- **Saved data entries**
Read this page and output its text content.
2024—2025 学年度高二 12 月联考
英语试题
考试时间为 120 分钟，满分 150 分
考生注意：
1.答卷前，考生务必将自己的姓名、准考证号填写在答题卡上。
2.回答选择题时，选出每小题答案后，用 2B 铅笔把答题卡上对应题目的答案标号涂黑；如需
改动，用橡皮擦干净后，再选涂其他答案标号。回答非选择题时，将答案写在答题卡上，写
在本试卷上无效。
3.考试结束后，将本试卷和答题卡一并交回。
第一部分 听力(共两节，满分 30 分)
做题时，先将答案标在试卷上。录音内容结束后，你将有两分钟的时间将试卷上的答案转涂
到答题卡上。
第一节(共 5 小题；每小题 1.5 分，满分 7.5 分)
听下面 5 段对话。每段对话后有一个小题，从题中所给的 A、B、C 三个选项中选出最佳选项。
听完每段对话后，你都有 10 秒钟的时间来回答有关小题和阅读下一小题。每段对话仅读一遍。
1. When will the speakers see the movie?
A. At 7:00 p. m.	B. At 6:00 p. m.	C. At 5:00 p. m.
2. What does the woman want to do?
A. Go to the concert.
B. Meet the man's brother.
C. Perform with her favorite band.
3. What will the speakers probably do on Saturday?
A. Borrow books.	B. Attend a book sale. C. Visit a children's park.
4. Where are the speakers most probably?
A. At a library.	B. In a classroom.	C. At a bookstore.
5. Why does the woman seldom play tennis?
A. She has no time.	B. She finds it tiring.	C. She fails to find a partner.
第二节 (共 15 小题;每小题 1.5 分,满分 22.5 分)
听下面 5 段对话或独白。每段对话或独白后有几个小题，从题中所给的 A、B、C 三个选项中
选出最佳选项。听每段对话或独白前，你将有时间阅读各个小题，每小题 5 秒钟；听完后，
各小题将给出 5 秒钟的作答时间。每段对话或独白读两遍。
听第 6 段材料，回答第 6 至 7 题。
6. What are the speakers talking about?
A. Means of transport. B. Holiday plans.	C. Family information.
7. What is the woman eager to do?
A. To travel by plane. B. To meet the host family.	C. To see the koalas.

- **WRITTEN TASK**
Identify all lines where the word "will" shows up. Copy them.

- **FINAL RESULT**
1. When will the speakers see the movie?
3. What will the speakers probably do on Saturday?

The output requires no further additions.